Exercise directions –
In the text below on defining the word "red," what lets a dictionary manage despite its vicious circle?

I have said that “red” could not be understood except by seeing red things. You might object to that on the ground that you can define red, for example, as “The color with the greatest wave-length.” That, you might say, is a definition of “red” and a person could understand that definition even if he had seen nothing red, provided he understood the physical theory of color. But that does not really constitute the meaning of the word “red” in the very slightest. If you take such a proposition as “This is red” and substitute for it “This has the color with the greatest wave-length,” you have a different proposition altogether. You can see that at once, because a person who knows nothing of the physical theory of color can understand the proposition “This is red,” and can know that it is true, but cannot know that “This has the color which has the greatest wave-length.” Conversely, you might have a hypothetical person who could not see red, but who understood the physical theory of color and could apprehend the proposition “This has the color with the greatest wave-length,” but who would not be able to understand the proposition “This is red,” as understood by the normal uneducated person. Therefore it is clear that if you define “red” as “The color with the greatest wave-length” you are not giving the actual meaning of the word at all; you are simply giving a true description, which is quite a different thing, and the propositions which result are different propositions from those in which the word “red” occurs. In that sense the word “red” cannot be defined, though in the sense in which a correct description constitutes a definition it can be defined. In the sense of analysis you cannot define “red.” That is how it is that dictionaries are able to get on, because a dictionary professes to define all the words in the language by means of words in the language, and therefore it is clear that a dictionary must be guilty of a vicious circle somewhere, but it manages it by means of correct descriptions.
I have made it clear, then, in what sense I should say that the word “red” is a simple symbol and the phrase “This is red” a complex symbol. The word “red” can only be understood through acquaintance with the object, whereas the phrase “Roses are red” can be understood if you know what “red” is and what “roses” are, without ever having heard the phrase before. That is a clear mark of what is complex. It is the mark of a complex symbol, and also the mark of the object symbolized by the complex symbol. That is to say, propositions are complex symbols, and the facts they stand for are complex.

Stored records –
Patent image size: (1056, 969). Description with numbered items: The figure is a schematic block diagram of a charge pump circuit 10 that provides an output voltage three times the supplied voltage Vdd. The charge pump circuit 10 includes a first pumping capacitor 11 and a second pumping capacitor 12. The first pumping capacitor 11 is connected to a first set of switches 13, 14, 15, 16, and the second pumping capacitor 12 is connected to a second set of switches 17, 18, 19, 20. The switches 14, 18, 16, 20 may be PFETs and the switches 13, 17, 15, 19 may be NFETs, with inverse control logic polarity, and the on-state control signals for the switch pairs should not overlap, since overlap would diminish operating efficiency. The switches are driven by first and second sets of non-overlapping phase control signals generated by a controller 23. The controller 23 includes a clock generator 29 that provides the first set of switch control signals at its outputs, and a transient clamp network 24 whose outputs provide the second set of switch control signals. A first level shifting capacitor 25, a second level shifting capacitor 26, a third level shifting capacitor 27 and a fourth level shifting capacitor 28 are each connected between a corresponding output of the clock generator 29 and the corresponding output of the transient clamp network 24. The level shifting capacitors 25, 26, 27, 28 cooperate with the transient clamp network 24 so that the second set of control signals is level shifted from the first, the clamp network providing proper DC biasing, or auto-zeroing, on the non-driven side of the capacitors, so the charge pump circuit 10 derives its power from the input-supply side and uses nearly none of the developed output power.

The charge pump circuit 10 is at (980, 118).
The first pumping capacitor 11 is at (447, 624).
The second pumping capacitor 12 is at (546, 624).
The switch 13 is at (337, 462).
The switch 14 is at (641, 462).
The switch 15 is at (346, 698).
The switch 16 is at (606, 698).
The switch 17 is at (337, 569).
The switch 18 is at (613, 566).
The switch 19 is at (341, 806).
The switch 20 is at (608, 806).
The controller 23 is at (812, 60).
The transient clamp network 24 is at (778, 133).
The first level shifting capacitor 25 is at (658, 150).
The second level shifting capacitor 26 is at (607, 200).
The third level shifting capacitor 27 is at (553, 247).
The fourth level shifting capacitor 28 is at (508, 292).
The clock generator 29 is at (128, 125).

Full answer –
It manages by means of correct descriptions.